(Data items)
"""
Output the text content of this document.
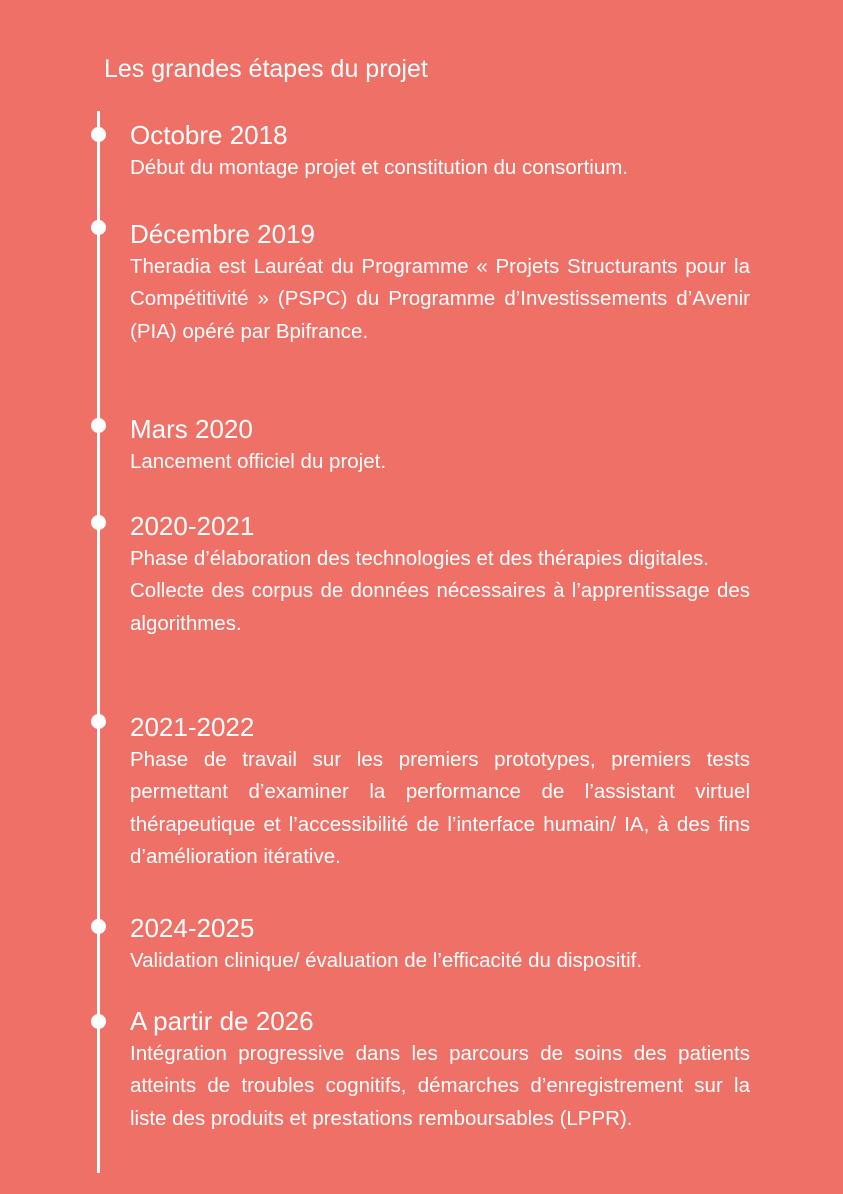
Les grandes étapes du projet
Octobre 2018

Début du montage projet et constitution du consortium.

Décembre 2019

Theradia est Lauréat du Programme « Projets Structurants pour la Compétitivité » (PSPC) du Programme d’Investissements d’Avenir (PIA) opéré par Bpifrance.

Mars 2020

Lancement officiel du projet.

2020-2021

Phase d’élaboration des technologies et des thérapies digitales.

Collecte des corpus de données nécessaires à l’apprentissage des algorithmes.

2021-2022

Phase de travail sur les premiers prototypes, premiers tests permettant d’examiner la performance de l’assistant virtuel thérapeutique et l’accessibilité de l’interface humain/ IA, à des fins d’amélioration itérative.

2024-2025

Validation clinique/ évaluation de l’efficacité du dispositif.

A partir de 2026

Intégration progressive dans les parcours de soins des patients atteints de troubles cognitifs, démarches d’enregistrement sur la liste des produits et prestations remboursables (LPPR).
"""
Could you write the entries out again exactly, without their pictures?

Output the text content of this document.
Les grandes étapes du projet
Octobre 2018

Début du montage projet et constitution du consortium.

Décembre 2019

Theradia est Lauréat du Programme « Projets Structurants pour la Compétitivité » (PSPC) du Programme d’Investissements d’Avenir (PIA) opéré par Bpifrance.

Mars 2020

Lancement officiel du projet.

2020-2021

Phase d’élaboration des technologies et des thérapies digitales.

Collecte des corpus de données nécessaires à l’apprentissage des algorithmes.

2021-2022

Phase de travail sur les premiers prototypes, premiers tests permettant d’examiner la performance de l’assistant virtuel thérapeutique et l’accessibilité de l’interface humain/ IA, à des fins d’amélioration itérative.

2024-2025

Validation clinique/ évaluation de l’efficacité du dispositif.

A partir de 2026

Intégration progressive dans les parcours de soins des patients atteints de troubles cognitifs, démarches d’enregistrement sur la liste des produits et prestations remboursables (LPPR).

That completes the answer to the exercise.